**AIM:** Each entry below is to be given again word for word, with no pictures.
### RECORDS FOR THE EXERCISE ###
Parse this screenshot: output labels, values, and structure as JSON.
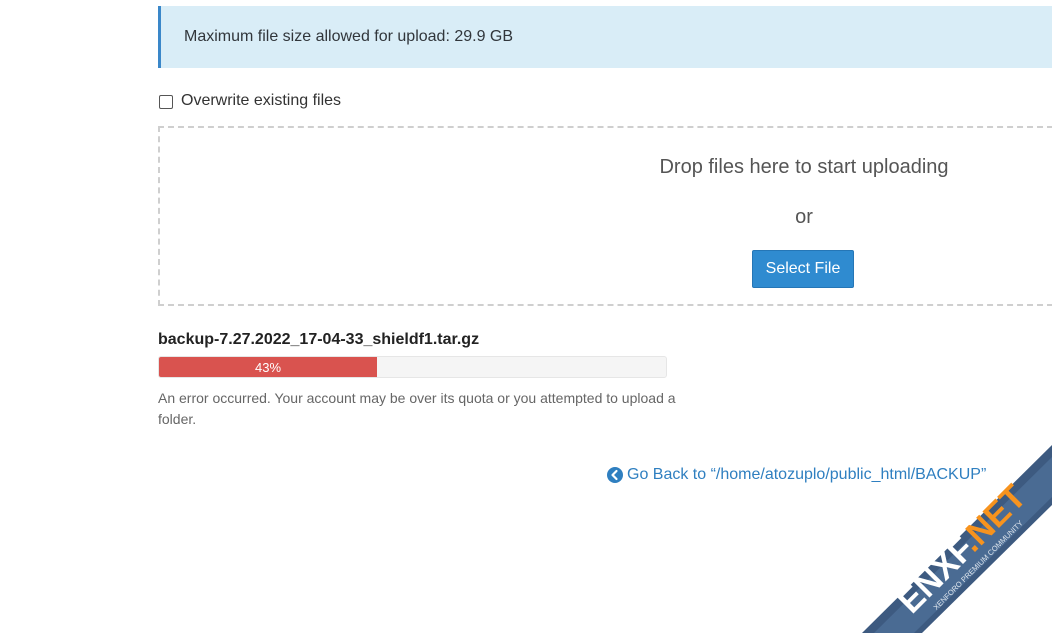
{
  "info": {
    "max_upload_text": "Maximum file size allowed for upload: 29.9 GB"
  },
  "options": {
    "overwrite_label": "Overwrite existing files",
    "overwrite_checked": false
  },
  "dropzone": {
    "prompt": "Drop files here to start uploading",
    "or_text": "or",
    "select_button": "Select File"
  },
  "upload": {
    "file_name": "backup-7.27.2022_17-04-33_shieldf1.tar.gz",
    "progress_percent": 43,
    "progress_label": "43%",
    "status_color": "#d9534f",
    "error_message": "An error occurred. Your account may be over its quota or you attempted to upload a folder."
  },
  "navigation": {
    "go_back_label": "Go Back to “/home/atozuplo/public_html/BACKUP”",
    "go_back_icon": "arrow-circle-left-icon"
  },
  "watermark": {
    "brand": "ENXF.NET",
    "tagline": "XENFORO PREMIUM COMMUNITY"
  },
  "colors": {
    "accent": "#2f8bd0",
    "info_bg": "#d9edf7",
    "error": "#d9534f",
    "link": "#2f7fc0"
  }
}
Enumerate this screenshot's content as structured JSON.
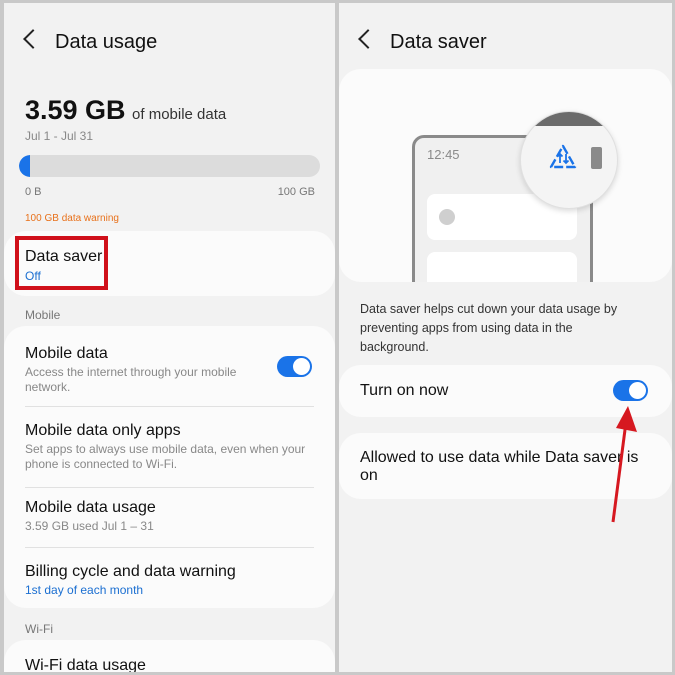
{
  "left": {
    "header": {
      "title": "Data usage"
    },
    "usage": {
      "amount": "3.59 GB",
      "suffix": "of mobile data",
      "period": "Jul 1 - Jul 31",
      "bar_fill_percent": 3.59,
      "min_label": "0 B",
      "max_label": "100 GB",
      "warning": "100 GB data warning"
    },
    "data_saver": {
      "title": "Data saver",
      "status": "Off"
    },
    "mobile_section": "Mobile",
    "mobile_data": {
      "title": "Mobile data",
      "desc": "Access the internet through your mobile network.",
      "enabled": true
    },
    "mobile_only_apps": {
      "title": "Mobile data only apps",
      "desc": "Set apps to always use mobile data, even when your phone is connected to Wi-Fi."
    },
    "mobile_data_usage": {
      "title": "Mobile data usage",
      "desc": "3.59 GB used Jul 1 – 31"
    },
    "billing": {
      "title": "Billing cycle and data warning",
      "link": "1st day of each month"
    },
    "wifi_section": "Wi-Fi",
    "wifi_usage": {
      "title": "Wi-Fi data usage"
    }
  },
  "right": {
    "header": {
      "title": "Data saver"
    },
    "illustration": {
      "time": "12:45"
    },
    "description": "Data saver helps cut down your data usage by preventing apps from using data in the background.",
    "turn_on": {
      "label": "Turn on now",
      "enabled": true
    },
    "allowed": {
      "label": "Allowed to use data while Data saver is on"
    }
  },
  "colors": {
    "accent": "#1a73e8",
    "warning": "#e8711b",
    "highlight_box": "#d0101a",
    "arrow": "#d61820"
  }
}
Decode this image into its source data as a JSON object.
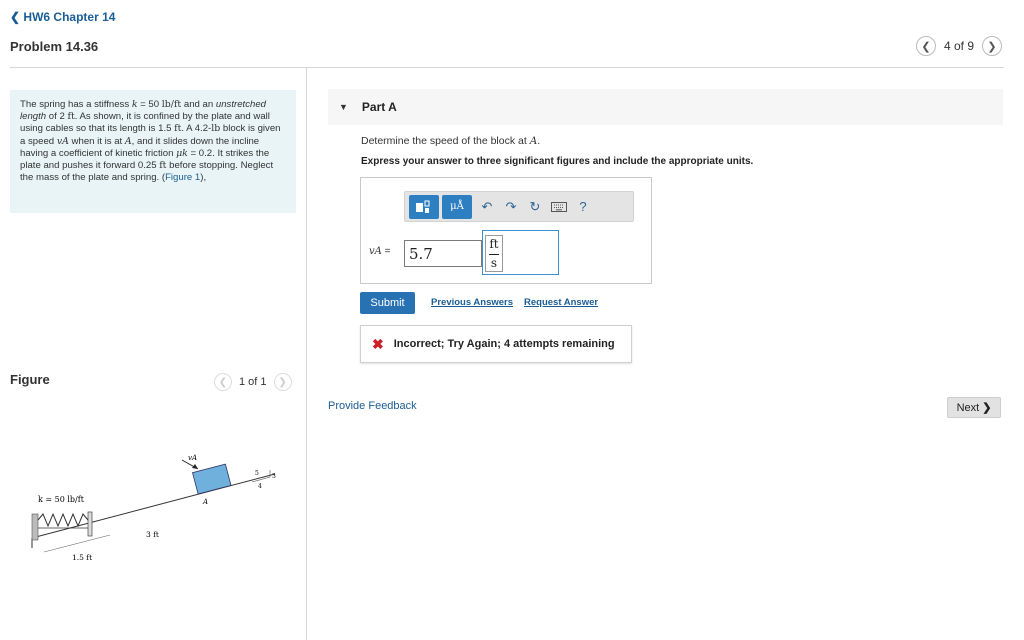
{
  "nav": {
    "back_label": "HW6 Chapter 14",
    "problem_title": "Problem 14.36",
    "page_current": "4 of 9"
  },
  "problem": {
    "t1": "The spring has a stiffness ",
    "k_sym": "k",
    "t2": " = 50 ",
    "k_unit": "lb/ft",
    "t3": " and an ",
    "italic1": "unstretched length",
    "t4": " of 2 ",
    "ft1": "ft",
    "t5": ". As shown, it is confined by the plate and wall using cables so that its length is 1.5 ",
    "ft2": "ft",
    "t6": ". A 4.2-",
    "lb": "lb",
    "t7": " block is given a speed ",
    "vA": "vA",
    "t8": " when it is at ",
    "A": "A",
    "t9": ", and it slides down the incline having a coefficient of kinetic friction ",
    "mu": "μk",
    "t10": " = 0.2. It strikes the plate and pushes it forward 0.25 ",
    "ft3": "ft",
    "t11": " before stopping. Neglect the mass of the plate and spring. (",
    "figure_link": "Figure 1",
    "t12": "),"
  },
  "figure": {
    "title": "Figure",
    "pager": "1 of 1",
    "labels": {
      "k": "k  = 50 lb/ft",
      "len_small": "1.5 ft",
      "len_big": "3 ft",
      "v": "vA",
      "point": "A",
      "slope_5": "5",
      "slope_3": "3",
      "slope_4": "4"
    }
  },
  "part": {
    "label": "Part A",
    "question_prefix": "Determine the speed of the block at ",
    "question_var": "A",
    "question_suffix": ".",
    "instruction": "Express your answer to three significant figures and include the appropriate units.",
    "toolbar": {
      "templates_icon": "template-icon",
      "units_label": "μÅ",
      "undo_icon": "undo-icon",
      "redo_icon": "redo-icon",
      "reset_icon": "reset-icon",
      "keyboard_icon": "keyboard-icon",
      "help_label": "?"
    },
    "answer_label": "vA",
    "answer_eq": " = ",
    "answer_value": "5.7",
    "unit_num": "ft",
    "unit_den": "s"
  },
  "actions": {
    "submit": "Submit",
    "previous_answers": "Previous Answers",
    "request_answer": "Request Answer"
  },
  "feedback": {
    "message": "Incorrect; Try Again; 4 attempts remaining",
    "provide_feedback": "Provide Feedback",
    "next": "Next"
  },
  "colors": {
    "link": "#1a5d94",
    "accent": "#2d7fc1",
    "problem_bg": "#e8f4f6",
    "error": "#cc1f27"
  }
}
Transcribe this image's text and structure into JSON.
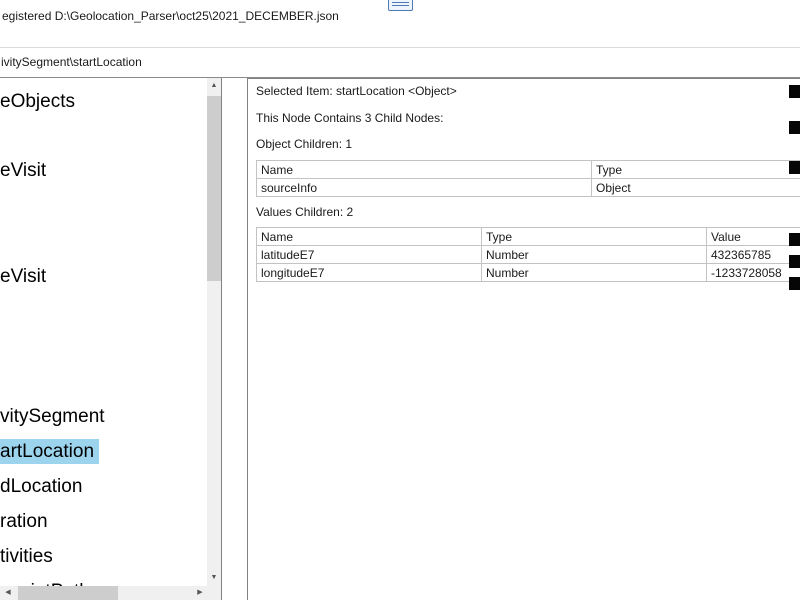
{
  "titlebar": {
    "path_text": "egistered D:\\Geolocation_Parser\\oct25\\2021_DECEMBER.json"
  },
  "breadcrumb": {
    "path": "ivitySegment\\startLocation"
  },
  "tree": {
    "items": [
      {
        "label": "eObjects",
        "selected": false
      },
      {
        "label": "eVisit",
        "selected": false
      },
      {
        "label": "eVisit",
        "selected": false
      },
      {
        "label": "vitySegment",
        "selected": false
      },
      {
        "label": "artLocation",
        "selected": true
      },
      {
        "label": "dLocation",
        "selected": false
      },
      {
        "label": "ration",
        "selected": false
      },
      {
        "label": "tivities",
        "selected": false
      },
      {
        "label": "ypointPath",
        "selected": false
      }
    ]
  },
  "details": {
    "selected_item": "Selected Item: startLocation <Object>",
    "node_summary": "This Node Contains 3 Child Nodes:",
    "object_children_label": "Object Children: 1",
    "object_table": {
      "headers": [
        "Name",
        "Type"
      ],
      "rows": [
        [
          "sourceInfo",
          "Object"
        ]
      ]
    },
    "values_children_label": "Values Children: 2",
    "values_table": {
      "headers": [
        "Name",
        "Type",
        "Value"
      ],
      "rows": [
        [
          "latitudeE7",
          "Number",
          "432365785"
        ],
        [
          "longitudeE7",
          "Number",
          "-1233728058"
        ]
      ]
    }
  },
  "colors": {
    "selection_highlight": "#9cd4ee",
    "panel_border": "#828282",
    "table_border": "#c3c3c3",
    "scrollbar_track": "#f0f0f0",
    "scrollbar_thumb": "#cdcdcd",
    "icon_blue": "#4d7ab5"
  }
}
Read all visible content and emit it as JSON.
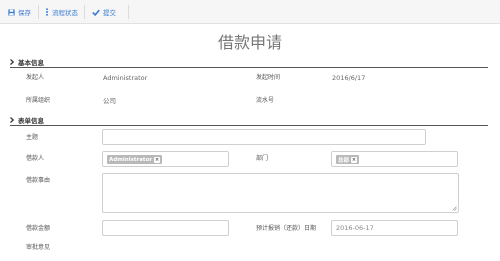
{
  "toolbar": {
    "save_label": "保存",
    "flow_label": "流程状态",
    "submit_label": "提交"
  },
  "form": {
    "title": "借款申请"
  },
  "basic": {
    "section_title": "基本信息",
    "initiator_label": "发起人",
    "initiator_value": "Administrator",
    "time_label": "发起时间",
    "time_value": "2016/6/17",
    "org_label": "所属组织",
    "org_value": "公司",
    "serial_label": "流水号",
    "serial_value": ""
  },
  "detail": {
    "section_title": "表单信息",
    "subject_label": "主题",
    "subject_value": "",
    "borrower_label": "借款人",
    "borrower_tag": "Administrator",
    "dept_label": "部门",
    "dept_tag": "总部",
    "reason_label": "借款事由",
    "reason_value": "",
    "amount_label": "借款金额",
    "amount_value": "",
    "expected_label": "预计报销（还款）日期",
    "expected_value": "2016-06-17",
    "approval_label": "审批意见"
  },
  "icons": {
    "save": "save-icon",
    "flow": "list-icon",
    "submit": "check-icon",
    "section": "chevron-right-icon",
    "remove": "close-icon"
  },
  "colors": {
    "accent": "#3a7bd5",
    "tag_bg": "#b9b9b9"
  }
}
###
**RESULT OF THE TASK:**
Parse this screenshot: output labels, values, and structure as JSON.
{
  "info": {
    "max_upload_text": "Maximum file size allowed for upload: 29.9 GB"
  },
  "options": {
    "overwrite_label": "Overwrite existing files",
    "overwrite_checked": false
  },
  "dropzone": {
    "prompt": "Drop files here to start uploading",
    "or_text": "or",
    "select_button": "Select File"
  },
  "upload": {
    "file_name": "backup-7.27.2022_17-04-33_shieldf1.tar.gz",
    "progress_percent": 43,
    "progress_label": "43%",
    "status_color": "#d9534f",
    "error_message": "An error occurred. Your account may be over its quota or you attempted to upload a folder."
  },
  "navigation": {
    "go_back_label": "Go Back to “/home/atozuplo/public_html/BACKUP”",
    "go_back_icon": "arrow-circle-left-icon"
  },
  "watermark": {
    "brand": "ENXF.NET",
    "tagline": "XENFORO PREMIUM COMMUNITY"
  },
  "colors": {
    "accent": "#2f8bd0",
    "info_bg": "#d9edf7",
    "error": "#d9534f",
    "link": "#2f7fc0"
  }
}
Enumerate this screenshot's content as structured JSON.
{
  "left": {
    "header": {
      "title": "Data usage"
    },
    "usage": {
      "amount": "3.59 GB",
      "suffix": "of mobile data",
      "period": "Jul 1 - Jul 31",
      "bar_fill_percent": 3.59,
      "min_label": "0 B",
      "max_label": "100 GB",
      "warning": "100 GB data warning"
    },
    "data_saver": {
      "title": "Data saver",
      "status": "Off"
    },
    "mobile_section": "Mobile",
    "mobile_data": {
      "title": "Mobile data",
      "desc": "Access the internet through your mobile network.",
      "enabled": true
    },
    "mobile_only_apps": {
      "title": "Mobile data only apps",
      "desc": "Set apps to always use mobile data, even when your phone is connected to Wi-Fi."
    },
    "mobile_data_usage": {
      "title": "Mobile data usage",
      "desc": "3.59 GB used Jul 1 – 31"
    },
    "billing": {
      "title": "Billing cycle and data warning",
      "link": "1st day of each month"
    },
    "wifi_section": "Wi-Fi",
    "wifi_usage": {
      "title": "Wi-Fi data usage"
    }
  },
  "right": {
    "header": {
      "title": "Data saver"
    },
    "illustration": {
      "time": "12:45"
    },
    "description": "Data saver helps cut down your data usage by preventing apps from using data in the background.",
    "turn_on": {
      "label": "Turn on now",
      "enabled": true
    },
    "allowed": {
      "label": "Allowed to use data while Data saver is on"
    }
  },
  "colors": {
    "accent": "#1a73e8",
    "warning": "#e8711b",
    "highlight_box": "#d0101a",
    "arrow": "#d61820"
  }
}
Decode this image into its source data as a JSON object.
{
  "nav": {
    "back_label": "HW6 Chapter 14",
    "problem_title": "Problem 14.36",
    "page_current": "4 of 9"
  },
  "problem": {
    "t1": "The spring has a stiffness ",
    "k_sym": "k",
    "t2": " = 50 ",
    "k_unit": "lb/ft",
    "t3": " and an ",
    "italic1": "unstretched length",
    "t4": " of 2 ",
    "ft1": "ft",
    "t5": ". As shown, it is confined by the plate and wall using cables so that its length is 1.5 ",
    "ft2": "ft",
    "t6": ". A 4.2-",
    "lb": "lb",
    "t7": " block is given a speed ",
    "vA": "vA",
    "t8": " when it is at ",
    "A": "A",
    "t9": ", and it slides down the incline having a coefficient of kinetic friction ",
    "mu": "μk",
    "t10": " = 0.2. It strikes the plate and pushes it forward 0.25 ",
    "ft3": "ft",
    "t11": " before stopping. Neglect the mass of the plate and spring. (",
    "figure_link": "Figure 1",
    "t12": "),"
  },
  "figure": {
    "title": "Figure",
    "pager": "1 of 1",
    "labels": {
      "k": "k  = 50 lb/ft",
      "len_small": "1.5 ft",
      "len_big": "3 ft",
      "v": "vA",
      "point": "A",
      "slope_5": "5",
      "slope_3": "3",
      "slope_4": "4"
    }
  },
  "part": {
    "label": "Part A",
    "question_prefix": "Determine the speed of the block at ",
    "question_var": "A",
    "question_suffix": ".",
    "instruction": "Express your answer to three significant figures and include the appropriate units.",
    "toolbar": {
      "templates_icon": "template-icon",
      "units_label": "μÅ",
      "undo_icon": "undo-icon",
      "redo_icon": "redo-icon",
      "reset_icon": "reset-icon",
      "keyboard_icon": "keyboard-icon",
      "help_label": "?"
    },
    "answer_label": "vA",
    "answer_eq": " = ",
    "answer_value": "5.7",
    "unit_num": "ft",
    "unit_den": "s"
  },
  "actions": {
    "submit": "Submit",
    "previous_answers": "Previous Answers",
    "request_answer": "Request Answer"
  },
  "feedback": {
    "message": "Incorrect; Try Again; 4 attempts remaining",
    "provide_feedback": "Provide Feedback",
    "next": "Next"
  },
  "colors": {
    "link": "#1a5d94",
    "accent": "#2d7fc1",
    "problem_bg": "#e8f4f6",
    "error": "#cc1f27"
  }
}
Transcribe this image's text and structure into JSON.
{
  "titlebar": {
    "path_text": "egistered D:\\Geolocation_Parser\\oct25\\2021_DECEMBER.json"
  },
  "breadcrumb": {
    "path": "ivitySegment\\startLocation"
  },
  "tree": {
    "items": [
      {
        "label": "eObjects",
        "selected": false
      },
      {
        "label": "eVisit",
        "selected": false
      },
      {
        "label": "eVisit",
        "selected": false
      },
      {
        "label": "vitySegment",
        "selected": false
      },
      {
        "label": "artLocation",
        "selected": true
      },
      {
        "label": "dLocation",
        "selected": false
      },
      {
        "label": "ration",
        "selected": false
      },
      {
        "label": "tivities",
        "selected": false
      },
      {
        "label": "ypointPath",
        "selected": false
      }
    ]
  },
  "details": {
    "selected_item": "Selected Item: startLocation <Object>",
    "node_summary": "This Node Contains 3 Child Nodes:",
    "object_children_label": "Object Children: 1",
    "object_table": {
      "headers": [
        "Name",
        "Type"
      ],
      "rows": [
        [
          "sourceInfo",
          "Object"
        ]
      ]
    },
    "values_children_label": "Values Children: 2",
    "values_table": {
      "headers": [
        "Name",
        "Type",
        "Value"
      ],
      "rows": [
        [
          "latitudeE7",
          "Number",
          "432365785"
        ],
        [
          "longitudeE7",
          "Number",
          "-1233728058"
        ]
      ]
    }
  },
  "colors": {
    "selection_highlight": "#9cd4ee",
    "panel_border": "#828282",
    "table_border": "#c3c3c3",
    "scrollbar_track": "#f0f0f0",
    "scrollbar_thumb": "#cdcdcd",
    "icon_blue": "#4d7ab5"
  }
}
Read all visible content and emit it as JSON.
{
  "toolbar": {
    "save_label": "保存",
    "flow_label": "流程状态",
    "submit_label": "提交"
  },
  "form": {
    "title": "借款申请"
  },
  "basic": {
    "section_title": "基本信息",
    "initiator_label": "发起人",
    "initiator_value": "Administrator",
    "time_label": "发起时间",
    "time_value": "2016/6/17",
    "org_label": "所属组织",
    "org_value": "公司",
    "serial_label": "流水号",
    "serial_value": ""
  },
  "detail": {
    "section_title": "表单信息",
    "subject_label": "主题",
    "subject_value": "",
    "borrower_label": "借款人",
    "borrower_tag": "Administrator",
    "dept_label": "部门",
    "dept_tag": "总部",
    "reason_label": "借款事由",
    "reason_value": "",
    "amount_label": "借款金额",
    "amount_value": "",
    "expected_label": "预计报销（还款）日期",
    "expected_value": "2016-06-17",
    "approval_label": "审批意见"
  },
  "icons": {
    "save": "save-icon",
    "flow": "list-icon",
    "submit": "check-icon",
    "section": "chevron-right-icon",
    "remove": "close-icon"
  },
  "colors": {
    "accent": "#3a7bd5",
    "tag_bg": "#b9b9b9"
  }
}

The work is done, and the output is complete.